## Problem
Filter the listing and keep only the lines with the word "reliable".

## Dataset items
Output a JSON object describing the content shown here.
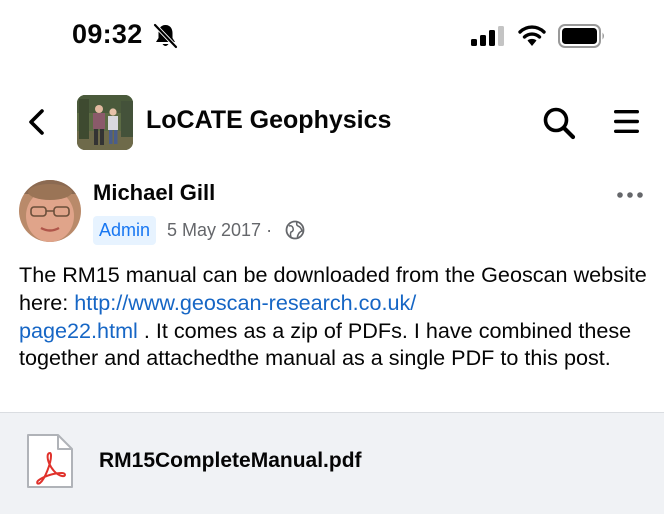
{
  "status_bar": {
    "time": "09:32"
  },
  "header": {
    "group_name": "LoCATE Geophysics"
  },
  "post": {
    "author": "Michael Gill",
    "badge": "Admin",
    "date": "5 May 2017",
    "separator": "·",
    "text_before_link": "The RM15 manual can be downloaded from the Geoscan website here:  ",
    "link_line1": "http://www.geoscan-research.co.uk/",
    "link_line2": "page22.html",
    "text_after_link": " .  It comes as a zip of PDFs.  I have combined these together and attachedthe manual as a single PDF to this post."
  },
  "attachment": {
    "filename": "RM15CompleteManual.pdf"
  },
  "colors": {
    "link": "#1666c5",
    "badge_bg": "#e7f3ff",
    "badge_text": "#1877f2",
    "pdf_red": "#e0312b"
  },
  "icons": [
    "bell-slash-icon",
    "signal-icon",
    "wifi-icon",
    "battery-icon",
    "back-chevron-icon",
    "search-icon",
    "hamburger-menu-icon",
    "more-options-icon",
    "globe-icon",
    "pdf-file-icon"
  ]
}
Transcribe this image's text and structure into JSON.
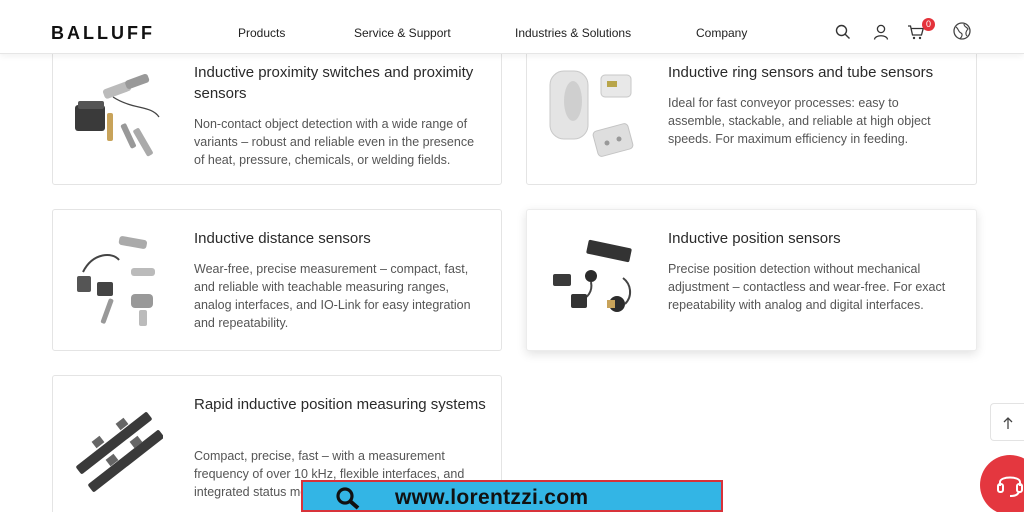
{
  "header": {
    "logo": "BALLUFF",
    "nav": [
      "Products",
      "Service & Support",
      "Industries & Solutions",
      "Company"
    ],
    "icons": [
      "search-icon",
      "user-icon",
      "cart-icon",
      "language-icon"
    ],
    "cart_count": "0"
  },
  "cards": [
    {
      "title": "Inductive proximity switches and proximity sensors",
      "description": "Non-contact object detection with a wide range of variants – robust and reliable even in the presence of heat, pressure, chemicals, or welding fields."
    },
    {
      "title": "Inductive ring sensors and tube sensors",
      "description": "Ideal for fast conveyor processes: easy to assemble, stackable, and reliable at high object speeds. For maximum efficiency in feeding."
    },
    {
      "title": "Inductive distance sensors",
      "description": "Wear-free, precise measurement – compact, fast, and reliable with teachable measuring ranges, analog interfaces, and IO-Link for easy integration and repeatability."
    },
    {
      "title": "Inductive position sensors",
      "description": "Precise position detection without mechanical adjustment – contactless and wear-free. For exact repeatability with analog and digital interfaces."
    },
    {
      "title": "Rapid inductive position measuring systems",
      "description": "Compact, precise, fast – with a measurement frequency of over 10 kHz, flexible interfaces, and integrated status monitoring."
    }
  ],
  "watermark": "www.lorentzzi.com",
  "colors": {
    "accent_red": "#e4373f",
    "watermark_blue": "#33b5e5",
    "text_dark": "#2a2a2a"
  }
}
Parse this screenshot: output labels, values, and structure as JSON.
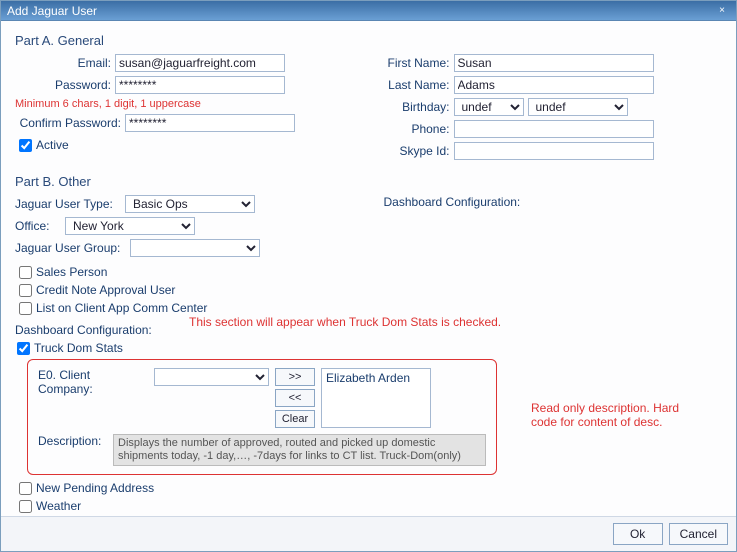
{
  "window": {
    "title": "Add Jaguar User",
    "close_label": "×"
  },
  "partA": {
    "heading": "Part A. General",
    "email_label": "Email:",
    "email_value": "susan@jaguarfreight.com",
    "password_label": "Password:",
    "password_value": "********",
    "password_hint": "Minimum 6 chars, 1 digit, 1 uppercase",
    "confirm_label": "Confirm Password:",
    "confirm_value": "********",
    "active_label": "Active",
    "active_checked": true,
    "first_name_label": "First Name:",
    "first_name_value": "Susan",
    "last_name_label": "Last Name:",
    "last_name_value": "Adams",
    "birthday_label": "Birthday:",
    "birthday_month": "undef",
    "birthday_day": "undef",
    "phone_label": "Phone:",
    "phone_value": "",
    "skype_label": "Skype Id:",
    "skype_value": ""
  },
  "partB": {
    "heading": "Part B. Other",
    "user_type_label": "Jaguar User Type:",
    "user_type_value": "Basic Ops",
    "office_label": "Office:",
    "office_value": "New York",
    "user_group_label": "Jaguar User Group:",
    "user_group_value": "",
    "dashboard_config_label": "Dashboard Configuration:",
    "sales_person_label": "Sales Person",
    "credit_note_label": "Credit Note Approval User",
    "list_comm_label": "List on Client App Comm Center"
  },
  "dashboard": {
    "section_label": "Dashboard Configuration:",
    "truck_dom_label": "Truck Dom Stats",
    "truck_dom_checked": true,
    "client_company_label": "E0. Client Company:",
    "move_right": ">>",
    "move_left": "<<",
    "clear_label": "Clear",
    "selected_item": "Elizabeth Arden",
    "description_label": "Description:",
    "description_value": "Displays the number of approved, routed and picked up domestic shipments today, -1 day,…, -7days for links to CT list. Truck-Dom(only)",
    "new_pending_label": "New Pending Address",
    "weather_label": "Weather"
  },
  "annotations": {
    "appear_note": "This section will appear when Truck Dom Stats is checked.",
    "readonly_note": "Read only description. Hard code for content of desc."
  },
  "footer": {
    "ok_label": "Ok",
    "cancel_label": "Cancel"
  }
}
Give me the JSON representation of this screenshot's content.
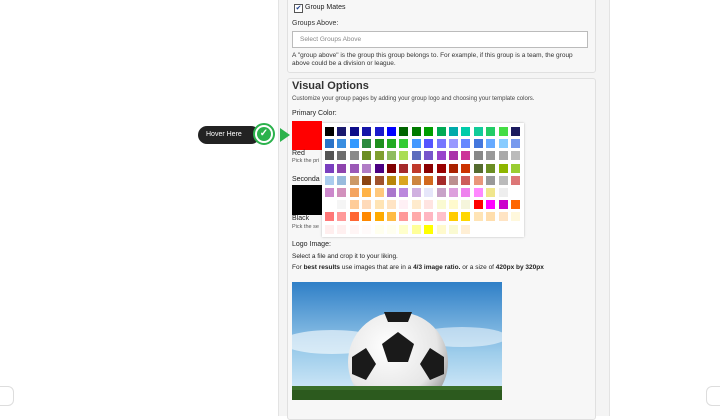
{
  "group_mates": {
    "label": "Group Mates",
    "checked": true
  },
  "groups_above": {
    "label": "Groups Above:",
    "placeholder": "Select Groups Above",
    "help": "A \"group above\" is the group this group belongs to. For example, if this group is a team, the group above could be a division or league."
  },
  "visual_options": {
    "title": "Visual Options",
    "subtitle": "Customize your group pages by adding your group logo and choosing your template colors.",
    "primary": {
      "label": "Primary Color:",
      "color_name": "Red",
      "color_hex": "#ff0000",
      "hint": "Pick the pri"
    },
    "secondary": {
      "label": "Seconda",
      "color_name": "Black",
      "color_hex": "#000000",
      "hint": "Pick the se"
    }
  },
  "tooltip": {
    "label": "Hover Here"
  },
  "logo": {
    "label": "Logo Image:",
    "line1": "Select a file and crop it to your liking.",
    "line2_prefix": "For ",
    "line2_bold1": "best results",
    "line2_mid": " use images that are in a ",
    "line2_bold2": "4/3 image ratio.",
    "line2_mid2": " or a size of ",
    "line2_bold3": "420px by 320px",
    "image_caption": "Soccer ball on grass"
  },
  "palette": {
    "rows": [
      [
        "#000000",
        "#1a1a6e",
        "#0d0d8a",
        "#1515a8",
        "#1a1acc",
        "#0000ff",
        "#006400",
        "#007a00",
        "#009e00",
        "#00aa55",
        "#00aaaa",
        "#00ccaa",
        "#11cc99",
        "#22cc66",
        "#44dd44",
        "#1a1a5e"
      ],
      [
        "#2a73c8",
        "#3a8ee0",
        "#3399ff",
        "#2b8a3e",
        "#1e8f1e",
        "#22aa22",
        "#33cc33",
        "#4499ff",
        "#5555ff",
        "#7777ff",
        "#9999ff",
        "#6688ff",
        "#4477dd",
        "#66aaff",
        "#88ccff",
        "#7799ee"
      ],
      [
        "#555555",
        "#6e6e6e",
        "#8a8a8a",
        "#6b8e23",
        "#7f9f2f",
        "#8fbc5f",
        "#aadd55",
        "#5d6dbe",
        "#7755cc",
        "#9944cc",
        "#aa33aa",
        "#cc3399",
        "#888888",
        "#999999",
        "#aaaaaa",
        "#bbbbbb"
      ],
      [
        "#7a3fbf",
        "#8e44ad",
        "#9b59b6",
        "#b07cc6",
        "#4b0082",
        "#800000",
        "#a52a2a",
        "#c0392b",
        "#8b0000",
        "#990000",
        "#aa2200",
        "#cc3300",
        "#556b2f",
        "#6b8e23",
        "#8db600",
        "#9acd32"
      ],
      [
        "#aaccee",
        "#99bbdd",
        "#cc9966",
        "#8b4513",
        "#a0522d",
        "#b8860b",
        "#daa520",
        "#cd853f",
        "#d2691e",
        "#a52a2a",
        "#bc8f8f",
        "#cd5c5c",
        "#e9967a",
        "#999999",
        "#bbbbbb",
        "#dd7777"
      ],
      [
        "#cc88cc",
        "#d291bc",
        "#f4a460",
        "#ffb347",
        "#ffc87c",
        "#aa77cc",
        "#bb88dd",
        "#d0b0e0",
        "#e6e6fa",
        "#c8a2c8",
        "#dda0dd",
        "#ee82ee",
        "#ff88ff",
        "#f0e68c",
        "#eeeeee",
        "#ffffff"
      ],
      [
        "#ffffff",
        "#f5f5f5",
        "#ffcc99",
        "#ffdab9",
        "#ffe4b5",
        "#ffe4c4",
        "#fff0f5",
        "#ffebcd",
        "#ffe4e1",
        "#fafad2",
        "#fffacd",
        "#f5f5dc",
        "#ff0000",
        "#ff00ff",
        "#cc00cc",
        "#ff6600"
      ],
      [
        "#ff7777",
        "#ff9999",
        "#ff6633",
        "#ff8800",
        "#ffaa00",
        "#ffbb44",
        "#ff9999",
        "#ffaaaa",
        "#ffb6c1",
        "#ffc0cb",
        "#ffcc00",
        "#ffd700",
        "#ffe4b5",
        "#ffdead",
        "#ffe4c4",
        "#fff8dc"
      ],
      [
        "#ffeeee",
        "#fff0f0",
        "#fff5f5",
        "#fffafa",
        "#ffffee",
        "#fffff0",
        "#ffffcc",
        "#ffff99",
        "#ffff00",
        "#fffacd",
        "#fafad2",
        "#ffefd5",
        "#ffffff",
        "#ffffff",
        "#ffffff",
        "#ffffff"
      ]
    ]
  }
}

## Reply to the task
      "description": "Non-contact object detection with a wide range of variants – robust and reliable even in the presence of heat, pressure, chemicals, or welding fields."
      "description": "Ideal for fast conveyor processes: easy to assemble, stackable, and reliable at high object speeds. For maximum efficiency in feeding."
      "description": "Wear-free, precise measurement – compact, fast, and reliable with teachable measuring ranges, analog interfaces, and IO-Link for easy integration and repeatability."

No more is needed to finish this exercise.